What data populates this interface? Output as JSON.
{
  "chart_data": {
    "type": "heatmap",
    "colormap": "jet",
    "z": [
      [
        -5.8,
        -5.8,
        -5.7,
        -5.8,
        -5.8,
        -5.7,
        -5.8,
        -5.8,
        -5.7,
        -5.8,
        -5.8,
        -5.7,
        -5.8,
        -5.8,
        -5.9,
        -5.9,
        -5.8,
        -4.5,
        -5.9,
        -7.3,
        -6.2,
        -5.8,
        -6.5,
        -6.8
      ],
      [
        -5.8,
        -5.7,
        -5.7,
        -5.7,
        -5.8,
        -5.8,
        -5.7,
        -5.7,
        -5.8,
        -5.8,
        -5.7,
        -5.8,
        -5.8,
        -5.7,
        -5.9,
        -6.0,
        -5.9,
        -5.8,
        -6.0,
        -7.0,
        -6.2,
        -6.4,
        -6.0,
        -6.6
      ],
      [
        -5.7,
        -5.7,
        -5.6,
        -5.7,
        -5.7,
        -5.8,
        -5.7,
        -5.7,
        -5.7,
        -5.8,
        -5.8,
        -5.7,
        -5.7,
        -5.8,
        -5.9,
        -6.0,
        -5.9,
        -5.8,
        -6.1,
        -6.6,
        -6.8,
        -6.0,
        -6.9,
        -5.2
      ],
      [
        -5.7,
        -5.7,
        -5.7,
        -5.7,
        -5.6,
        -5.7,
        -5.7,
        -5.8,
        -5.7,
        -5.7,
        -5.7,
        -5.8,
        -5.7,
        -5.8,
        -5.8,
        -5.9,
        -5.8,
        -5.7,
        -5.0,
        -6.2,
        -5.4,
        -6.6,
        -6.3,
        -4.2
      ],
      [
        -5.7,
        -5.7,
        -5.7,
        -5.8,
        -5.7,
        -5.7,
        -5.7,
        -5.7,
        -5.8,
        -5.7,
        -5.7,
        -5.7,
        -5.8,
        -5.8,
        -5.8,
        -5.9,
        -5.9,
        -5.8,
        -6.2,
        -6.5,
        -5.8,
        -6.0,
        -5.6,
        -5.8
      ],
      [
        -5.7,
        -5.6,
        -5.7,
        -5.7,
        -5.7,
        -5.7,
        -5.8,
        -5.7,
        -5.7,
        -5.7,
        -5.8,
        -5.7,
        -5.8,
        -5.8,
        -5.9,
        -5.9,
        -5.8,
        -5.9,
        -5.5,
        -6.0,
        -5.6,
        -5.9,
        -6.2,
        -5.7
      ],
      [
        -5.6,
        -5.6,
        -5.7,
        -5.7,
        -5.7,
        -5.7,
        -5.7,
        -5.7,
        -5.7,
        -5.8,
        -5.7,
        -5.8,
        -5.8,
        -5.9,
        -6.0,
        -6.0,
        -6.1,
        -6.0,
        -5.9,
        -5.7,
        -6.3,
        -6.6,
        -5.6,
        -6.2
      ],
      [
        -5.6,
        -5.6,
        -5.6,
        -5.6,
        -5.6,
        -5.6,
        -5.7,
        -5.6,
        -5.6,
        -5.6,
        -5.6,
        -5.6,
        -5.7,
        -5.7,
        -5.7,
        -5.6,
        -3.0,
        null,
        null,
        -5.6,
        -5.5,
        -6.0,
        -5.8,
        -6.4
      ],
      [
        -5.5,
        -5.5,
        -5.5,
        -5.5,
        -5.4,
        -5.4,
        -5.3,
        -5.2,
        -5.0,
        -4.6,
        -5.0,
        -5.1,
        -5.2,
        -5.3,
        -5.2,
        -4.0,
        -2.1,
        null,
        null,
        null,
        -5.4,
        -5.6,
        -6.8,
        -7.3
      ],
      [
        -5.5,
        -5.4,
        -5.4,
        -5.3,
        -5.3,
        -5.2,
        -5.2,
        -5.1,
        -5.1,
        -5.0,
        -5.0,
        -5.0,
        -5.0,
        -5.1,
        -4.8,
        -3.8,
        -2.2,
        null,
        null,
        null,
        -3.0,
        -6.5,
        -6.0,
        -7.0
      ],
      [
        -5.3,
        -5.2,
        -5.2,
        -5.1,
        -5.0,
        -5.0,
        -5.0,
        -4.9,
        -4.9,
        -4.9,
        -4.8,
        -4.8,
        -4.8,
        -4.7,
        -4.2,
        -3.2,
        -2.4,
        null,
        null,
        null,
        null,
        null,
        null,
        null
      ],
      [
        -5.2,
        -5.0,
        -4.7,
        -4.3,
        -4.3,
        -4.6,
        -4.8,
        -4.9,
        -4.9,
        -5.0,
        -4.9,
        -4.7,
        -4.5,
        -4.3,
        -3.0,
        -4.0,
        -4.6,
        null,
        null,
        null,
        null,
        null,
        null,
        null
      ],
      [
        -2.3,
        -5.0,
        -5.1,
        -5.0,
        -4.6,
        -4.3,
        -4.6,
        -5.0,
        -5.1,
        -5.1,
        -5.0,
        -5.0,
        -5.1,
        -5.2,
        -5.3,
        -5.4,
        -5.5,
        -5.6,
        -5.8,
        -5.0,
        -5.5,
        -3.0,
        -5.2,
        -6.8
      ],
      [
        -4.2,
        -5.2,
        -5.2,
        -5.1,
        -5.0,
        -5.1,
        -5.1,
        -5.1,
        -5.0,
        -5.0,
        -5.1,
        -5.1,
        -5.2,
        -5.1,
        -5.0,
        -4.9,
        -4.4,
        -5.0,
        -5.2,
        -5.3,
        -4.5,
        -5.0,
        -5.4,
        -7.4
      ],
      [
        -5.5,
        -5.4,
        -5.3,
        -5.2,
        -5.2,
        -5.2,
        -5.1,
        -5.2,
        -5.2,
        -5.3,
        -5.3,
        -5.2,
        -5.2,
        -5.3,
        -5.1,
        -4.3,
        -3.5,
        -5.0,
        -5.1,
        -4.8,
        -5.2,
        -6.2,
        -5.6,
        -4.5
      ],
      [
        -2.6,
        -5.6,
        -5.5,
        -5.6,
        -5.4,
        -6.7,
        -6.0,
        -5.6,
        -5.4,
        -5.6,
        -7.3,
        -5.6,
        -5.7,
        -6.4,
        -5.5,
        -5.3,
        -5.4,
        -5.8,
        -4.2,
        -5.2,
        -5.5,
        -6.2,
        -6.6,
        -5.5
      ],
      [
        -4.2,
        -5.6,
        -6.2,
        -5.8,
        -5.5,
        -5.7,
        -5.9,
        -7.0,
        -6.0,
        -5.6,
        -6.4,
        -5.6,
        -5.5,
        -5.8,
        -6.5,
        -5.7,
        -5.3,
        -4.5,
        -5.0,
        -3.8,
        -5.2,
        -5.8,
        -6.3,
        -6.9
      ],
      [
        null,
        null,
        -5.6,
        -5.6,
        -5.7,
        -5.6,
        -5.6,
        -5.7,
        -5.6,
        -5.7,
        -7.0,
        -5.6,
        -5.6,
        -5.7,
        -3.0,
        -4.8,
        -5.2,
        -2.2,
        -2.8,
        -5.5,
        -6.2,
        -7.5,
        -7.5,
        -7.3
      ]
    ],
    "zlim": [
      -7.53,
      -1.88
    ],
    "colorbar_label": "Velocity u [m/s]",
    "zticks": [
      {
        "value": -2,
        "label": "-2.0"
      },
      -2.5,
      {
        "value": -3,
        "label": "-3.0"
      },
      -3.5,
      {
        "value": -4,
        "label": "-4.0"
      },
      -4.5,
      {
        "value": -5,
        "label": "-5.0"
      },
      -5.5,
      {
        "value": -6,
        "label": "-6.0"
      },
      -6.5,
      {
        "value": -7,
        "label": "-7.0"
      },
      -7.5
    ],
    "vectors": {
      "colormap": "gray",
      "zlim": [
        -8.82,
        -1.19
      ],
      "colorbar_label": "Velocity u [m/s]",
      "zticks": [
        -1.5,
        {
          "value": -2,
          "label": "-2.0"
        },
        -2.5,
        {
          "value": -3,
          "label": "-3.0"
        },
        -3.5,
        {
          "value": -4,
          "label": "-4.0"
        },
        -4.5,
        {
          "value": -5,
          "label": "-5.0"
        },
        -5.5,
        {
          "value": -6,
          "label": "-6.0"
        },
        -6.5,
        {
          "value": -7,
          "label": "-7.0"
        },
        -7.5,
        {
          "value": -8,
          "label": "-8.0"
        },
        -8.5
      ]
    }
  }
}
####################
Problem details => From the data above, gather every line that includes the word "Velocity".

Exercise answer =>
    "colorbar_label": "Velocity u [m/s]",
      "colorbar_label": "Velocity u [m/s]",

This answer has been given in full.